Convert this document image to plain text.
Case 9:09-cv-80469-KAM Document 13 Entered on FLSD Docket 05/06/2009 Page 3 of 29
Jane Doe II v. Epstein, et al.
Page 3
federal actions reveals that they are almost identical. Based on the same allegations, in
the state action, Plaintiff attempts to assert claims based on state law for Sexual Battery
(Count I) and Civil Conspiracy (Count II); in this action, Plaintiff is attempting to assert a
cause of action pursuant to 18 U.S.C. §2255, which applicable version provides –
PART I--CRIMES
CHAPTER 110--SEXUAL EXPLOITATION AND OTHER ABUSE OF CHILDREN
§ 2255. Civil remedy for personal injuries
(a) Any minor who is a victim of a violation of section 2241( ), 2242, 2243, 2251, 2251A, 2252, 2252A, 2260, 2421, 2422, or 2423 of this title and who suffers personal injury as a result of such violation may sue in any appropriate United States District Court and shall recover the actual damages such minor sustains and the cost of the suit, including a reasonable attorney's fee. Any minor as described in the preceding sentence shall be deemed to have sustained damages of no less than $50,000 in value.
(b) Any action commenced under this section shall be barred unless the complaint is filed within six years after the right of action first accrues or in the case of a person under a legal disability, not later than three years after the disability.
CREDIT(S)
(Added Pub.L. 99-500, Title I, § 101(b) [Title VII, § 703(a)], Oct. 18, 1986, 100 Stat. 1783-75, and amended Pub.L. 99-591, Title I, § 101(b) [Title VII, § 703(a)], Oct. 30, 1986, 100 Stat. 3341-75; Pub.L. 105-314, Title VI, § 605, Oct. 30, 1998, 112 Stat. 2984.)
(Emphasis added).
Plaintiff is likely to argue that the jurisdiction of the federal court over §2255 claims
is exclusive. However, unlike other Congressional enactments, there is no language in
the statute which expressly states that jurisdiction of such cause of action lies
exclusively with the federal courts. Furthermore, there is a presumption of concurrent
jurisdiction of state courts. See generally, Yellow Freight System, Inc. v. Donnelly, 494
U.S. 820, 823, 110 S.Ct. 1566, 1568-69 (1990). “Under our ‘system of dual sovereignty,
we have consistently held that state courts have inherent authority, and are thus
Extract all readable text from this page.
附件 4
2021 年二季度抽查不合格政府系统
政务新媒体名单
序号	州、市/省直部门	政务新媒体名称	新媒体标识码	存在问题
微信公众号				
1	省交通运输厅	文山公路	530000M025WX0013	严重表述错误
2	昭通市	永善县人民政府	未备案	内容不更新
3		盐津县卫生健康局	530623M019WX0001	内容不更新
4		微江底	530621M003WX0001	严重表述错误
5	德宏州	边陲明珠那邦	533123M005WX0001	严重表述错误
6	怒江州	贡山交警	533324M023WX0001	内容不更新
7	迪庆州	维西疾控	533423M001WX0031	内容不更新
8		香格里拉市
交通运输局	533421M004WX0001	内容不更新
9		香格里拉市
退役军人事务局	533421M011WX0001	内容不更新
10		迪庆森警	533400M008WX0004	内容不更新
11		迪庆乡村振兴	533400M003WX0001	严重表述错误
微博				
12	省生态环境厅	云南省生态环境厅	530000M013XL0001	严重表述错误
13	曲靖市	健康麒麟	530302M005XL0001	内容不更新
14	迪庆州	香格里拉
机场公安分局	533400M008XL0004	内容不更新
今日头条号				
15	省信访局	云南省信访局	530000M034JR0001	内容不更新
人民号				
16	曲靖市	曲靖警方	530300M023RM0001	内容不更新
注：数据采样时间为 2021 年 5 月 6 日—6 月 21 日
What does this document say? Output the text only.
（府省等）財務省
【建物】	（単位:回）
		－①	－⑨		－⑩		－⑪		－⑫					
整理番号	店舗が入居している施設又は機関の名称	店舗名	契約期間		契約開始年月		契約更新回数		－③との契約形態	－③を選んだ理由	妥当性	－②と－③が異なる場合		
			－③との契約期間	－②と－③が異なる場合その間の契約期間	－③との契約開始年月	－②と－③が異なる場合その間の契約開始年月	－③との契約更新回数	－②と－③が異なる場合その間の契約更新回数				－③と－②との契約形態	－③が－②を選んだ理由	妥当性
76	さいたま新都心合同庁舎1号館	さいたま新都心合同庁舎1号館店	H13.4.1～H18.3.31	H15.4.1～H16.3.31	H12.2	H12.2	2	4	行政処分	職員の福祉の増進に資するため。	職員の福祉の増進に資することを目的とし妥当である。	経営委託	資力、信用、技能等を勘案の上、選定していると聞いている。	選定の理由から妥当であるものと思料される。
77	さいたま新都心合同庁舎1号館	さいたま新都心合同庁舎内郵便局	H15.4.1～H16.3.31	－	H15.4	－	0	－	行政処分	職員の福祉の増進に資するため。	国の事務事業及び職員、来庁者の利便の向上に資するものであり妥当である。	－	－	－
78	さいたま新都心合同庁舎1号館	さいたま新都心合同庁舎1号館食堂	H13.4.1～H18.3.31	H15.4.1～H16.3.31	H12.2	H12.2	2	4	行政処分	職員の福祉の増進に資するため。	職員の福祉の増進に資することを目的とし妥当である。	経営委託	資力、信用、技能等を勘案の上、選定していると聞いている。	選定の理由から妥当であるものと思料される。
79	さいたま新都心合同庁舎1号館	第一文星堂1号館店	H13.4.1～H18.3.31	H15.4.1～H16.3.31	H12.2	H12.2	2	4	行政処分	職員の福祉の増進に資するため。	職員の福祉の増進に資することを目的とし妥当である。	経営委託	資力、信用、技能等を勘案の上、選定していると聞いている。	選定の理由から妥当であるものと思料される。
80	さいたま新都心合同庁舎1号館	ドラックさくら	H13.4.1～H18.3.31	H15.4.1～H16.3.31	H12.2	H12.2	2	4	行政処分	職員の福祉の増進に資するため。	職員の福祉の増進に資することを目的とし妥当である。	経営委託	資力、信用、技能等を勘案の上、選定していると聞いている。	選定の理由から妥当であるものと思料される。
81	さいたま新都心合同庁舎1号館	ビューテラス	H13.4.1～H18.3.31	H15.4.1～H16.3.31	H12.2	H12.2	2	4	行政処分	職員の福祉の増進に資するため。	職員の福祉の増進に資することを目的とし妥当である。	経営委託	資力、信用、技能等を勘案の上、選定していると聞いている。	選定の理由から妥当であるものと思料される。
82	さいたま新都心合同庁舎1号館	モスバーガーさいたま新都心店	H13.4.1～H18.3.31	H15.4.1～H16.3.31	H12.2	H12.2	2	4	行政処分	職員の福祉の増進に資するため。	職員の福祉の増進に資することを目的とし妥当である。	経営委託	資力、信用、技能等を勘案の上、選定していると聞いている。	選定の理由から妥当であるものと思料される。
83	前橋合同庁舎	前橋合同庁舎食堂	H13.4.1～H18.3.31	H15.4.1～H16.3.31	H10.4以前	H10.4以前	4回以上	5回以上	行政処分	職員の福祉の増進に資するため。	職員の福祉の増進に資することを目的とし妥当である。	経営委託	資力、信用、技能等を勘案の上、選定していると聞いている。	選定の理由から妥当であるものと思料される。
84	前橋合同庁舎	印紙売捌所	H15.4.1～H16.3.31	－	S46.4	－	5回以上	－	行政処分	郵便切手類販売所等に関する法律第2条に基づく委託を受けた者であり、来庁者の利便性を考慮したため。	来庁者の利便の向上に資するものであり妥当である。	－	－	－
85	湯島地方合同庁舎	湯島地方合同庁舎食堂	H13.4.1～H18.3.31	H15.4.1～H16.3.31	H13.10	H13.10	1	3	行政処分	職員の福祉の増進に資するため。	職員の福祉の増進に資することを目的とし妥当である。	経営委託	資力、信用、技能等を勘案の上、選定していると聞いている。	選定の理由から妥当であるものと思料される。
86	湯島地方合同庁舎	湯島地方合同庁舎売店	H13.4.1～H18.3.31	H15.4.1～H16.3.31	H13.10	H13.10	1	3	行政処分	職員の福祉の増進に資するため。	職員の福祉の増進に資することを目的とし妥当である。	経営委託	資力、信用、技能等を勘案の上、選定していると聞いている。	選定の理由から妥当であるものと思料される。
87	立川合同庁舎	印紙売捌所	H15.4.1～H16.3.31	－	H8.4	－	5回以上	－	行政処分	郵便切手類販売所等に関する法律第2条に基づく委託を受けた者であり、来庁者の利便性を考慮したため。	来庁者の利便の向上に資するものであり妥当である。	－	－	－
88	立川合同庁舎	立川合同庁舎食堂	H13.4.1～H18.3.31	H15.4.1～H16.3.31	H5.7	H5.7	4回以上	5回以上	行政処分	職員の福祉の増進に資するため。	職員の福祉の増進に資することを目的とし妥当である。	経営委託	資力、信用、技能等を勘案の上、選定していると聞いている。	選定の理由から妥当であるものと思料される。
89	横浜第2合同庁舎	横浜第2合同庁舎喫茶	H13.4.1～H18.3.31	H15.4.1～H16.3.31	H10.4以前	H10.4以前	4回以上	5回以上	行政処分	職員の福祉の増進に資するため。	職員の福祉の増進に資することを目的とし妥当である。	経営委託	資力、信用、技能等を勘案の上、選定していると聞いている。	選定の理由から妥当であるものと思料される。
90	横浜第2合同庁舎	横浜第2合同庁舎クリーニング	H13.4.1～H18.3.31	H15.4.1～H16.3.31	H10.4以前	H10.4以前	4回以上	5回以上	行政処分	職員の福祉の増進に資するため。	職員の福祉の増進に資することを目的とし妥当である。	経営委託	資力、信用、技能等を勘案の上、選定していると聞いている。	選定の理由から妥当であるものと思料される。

● ● ● ●

Given instruction: Using the entries above, tally how many lines have the word "来庁者の利便性を考慮したため" in them; write the number and nothing more.

Exercise response: 2